> _GIVEN PROBLEM_: Would you extract the whole listing below and retype it exactly?

Stored records
>> START
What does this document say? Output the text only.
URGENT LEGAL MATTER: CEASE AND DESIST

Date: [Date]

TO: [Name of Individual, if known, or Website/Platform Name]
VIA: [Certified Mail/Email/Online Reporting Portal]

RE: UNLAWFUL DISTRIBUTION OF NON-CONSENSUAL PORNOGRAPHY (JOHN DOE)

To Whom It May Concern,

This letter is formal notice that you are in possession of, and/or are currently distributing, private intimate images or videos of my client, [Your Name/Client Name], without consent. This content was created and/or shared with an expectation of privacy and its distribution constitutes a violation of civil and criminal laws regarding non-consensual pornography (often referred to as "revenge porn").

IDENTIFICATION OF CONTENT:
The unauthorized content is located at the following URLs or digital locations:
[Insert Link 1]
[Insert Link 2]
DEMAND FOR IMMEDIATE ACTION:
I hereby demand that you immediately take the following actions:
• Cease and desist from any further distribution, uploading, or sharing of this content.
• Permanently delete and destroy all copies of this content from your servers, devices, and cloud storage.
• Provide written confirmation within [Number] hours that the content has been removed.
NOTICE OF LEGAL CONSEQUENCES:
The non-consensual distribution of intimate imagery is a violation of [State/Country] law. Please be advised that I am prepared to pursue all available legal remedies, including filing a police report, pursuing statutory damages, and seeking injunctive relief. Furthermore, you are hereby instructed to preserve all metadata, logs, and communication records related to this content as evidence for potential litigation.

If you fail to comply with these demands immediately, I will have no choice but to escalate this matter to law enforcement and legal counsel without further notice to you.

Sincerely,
>> END
> _TASK OUTPUT_:
What does this document say? Output the text only.
URGENT LEGAL MATTER: CEASE AND DESIST

Date: [Date]

TO: [Name of Individual, if known, or Website/Platform Name]
VIA: [Certified Mail/Email/Online Reporting Portal]

RE: UNLAWFUL DISTRIBUTION OF NON-CONSENSUAL PORNOGRAPHY (JOHN DOE)

To Whom It May Concern,

This letter is formal notice that you are in possession of, and/or are currently distributing, private intimate images or videos of my client, [Your Name/Client Name], without consent. This content was created and/or shared with an expectation of privacy and its distribution constitutes a violation of civil and criminal laws regarding non-consensual pornography (often referred to as "revenge porn").

IDENTIFICATION OF CONTENT:
The unauthorized content is located at the following URLs or digital locations:
[Insert Link 1]
[Insert Link 2]
DEMAND FOR IMMEDIATE ACTION:
I hereby demand that you immediately take the following actions:
• Cease and desist from any further distribution, uploading, or sharing of this content.
• Permanently delete and destroy all copies of this content from your servers, devices, and cloud storage.
• Provide written confirmation within [Number] hours that the content has been removed.
NOTICE OF LEGAL CONSEQUENCES:
The non-consensual distribution of intimate imagery is a violation of [State/Country] law. Please be advised that I am prepared to pursue all available legal remedies, including filing a police report, pursuing statutory damages, and seeking injunctive relief. Furthermore, you are hereby instructed to preserve all metadata, logs, and communication records related to this content as evidence for potential litigation.

If you fail to comply with these demands immediately, I will have no choice but to escalate this matter to law enforcement and legal counsel without further notice to you.

Sincerely,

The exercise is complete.